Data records
+---+

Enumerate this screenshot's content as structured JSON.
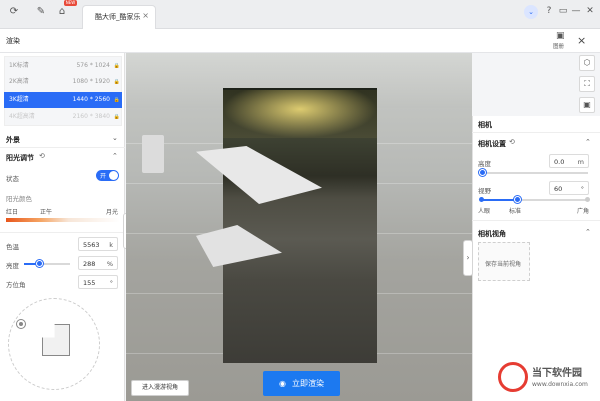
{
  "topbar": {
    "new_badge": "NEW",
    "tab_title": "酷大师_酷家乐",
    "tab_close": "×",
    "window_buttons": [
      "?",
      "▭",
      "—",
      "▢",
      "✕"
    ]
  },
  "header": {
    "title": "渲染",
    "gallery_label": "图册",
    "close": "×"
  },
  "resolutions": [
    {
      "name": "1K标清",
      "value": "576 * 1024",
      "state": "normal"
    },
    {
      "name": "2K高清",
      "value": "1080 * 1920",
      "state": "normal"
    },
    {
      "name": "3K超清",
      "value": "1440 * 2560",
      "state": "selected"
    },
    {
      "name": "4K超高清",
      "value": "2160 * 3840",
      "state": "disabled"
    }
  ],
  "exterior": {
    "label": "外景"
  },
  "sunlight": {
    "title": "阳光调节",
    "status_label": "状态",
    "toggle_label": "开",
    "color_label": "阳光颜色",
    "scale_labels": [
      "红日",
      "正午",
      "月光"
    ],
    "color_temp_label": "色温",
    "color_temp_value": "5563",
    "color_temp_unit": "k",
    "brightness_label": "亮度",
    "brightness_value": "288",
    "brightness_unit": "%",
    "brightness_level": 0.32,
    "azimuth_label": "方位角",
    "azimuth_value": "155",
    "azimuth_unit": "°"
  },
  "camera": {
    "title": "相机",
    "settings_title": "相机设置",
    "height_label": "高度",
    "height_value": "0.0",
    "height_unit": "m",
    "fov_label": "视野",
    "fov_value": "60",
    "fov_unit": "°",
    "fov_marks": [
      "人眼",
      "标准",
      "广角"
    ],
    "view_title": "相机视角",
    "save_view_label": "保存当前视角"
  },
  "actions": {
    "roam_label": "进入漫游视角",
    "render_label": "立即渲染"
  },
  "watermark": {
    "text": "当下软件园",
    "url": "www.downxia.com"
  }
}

+---+

▶ **Required task**
Without the pictures, reproduce every line of the records above exactly.

▶ **Solution to the problem**
Enumerate this screenshot's content as structured JSON.
{
  "topbar": {
    "new_badge": "NEW",
    "tab_title": "酷大师_酷家乐",
    "tab_close": "×",
    "window_buttons": [
      "?",
      "▭",
      "—",
      "▢",
      "✕"
    ]
  },
  "header": {
    "title": "渲染",
    "gallery_label": "图册",
    "close": "×"
  },
  "resolutions": [
    {
      "name": "1K标清",
      "value": "576 * 1024",
      "state": "normal"
    },
    {
      "name": "2K高清",
      "value": "1080 * 1920",
      "state": "normal"
    },
    {
      "name": "3K超清",
      "value": "1440 * 2560",
      "state": "selected"
    },
    {
      "name": "4K超高清",
      "value": "2160 * 3840",
      "state": "disabled"
    }
  ],
  "exterior": {
    "label": "外景"
  },
  "sunlight": {
    "title": "阳光调节",
    "status_label": "状态",
    "toggle_label": "开",
    "color_label": "阳光颜色",
    "scale_labels": [
      "红日",
      "正午",
      "月光"
    ],
    "color_temp_label": "色温",
    "color_temp_value": "5563",
    "color_temp_unit": "k",
    "brightness_label": "亮度",
    "brightness_value": "288",
    "brightness_unit": "%",
    "brightness_level": 0.32,
    "azimuth_label": "方位角",
    "azimuth_value": "155",
    "azimuth_unit": "°"
  },
  "camera": {
    "title": "相机",
    "settings_title": "相机设置",
    "height_label": "高度",
    "height_value": "0.0",
    "height_unit": "m",
    "fov_label": "视野",
    "fov_value": "60",
    "fov_unit": "°",
    "fov_marks": [
      "人眼",
      "标准",
      "广角"
    ],
    "view_title": "相机视角",
    "save_view_label": "保存当前视角"
  },
  "actions": {
    "roam_label": "进入漫游视角",
    "render_label": "立即渲染"
  },
  "watermark": {
    "text": "当下软件园",
    "url": "www.downxia.com"
  }
}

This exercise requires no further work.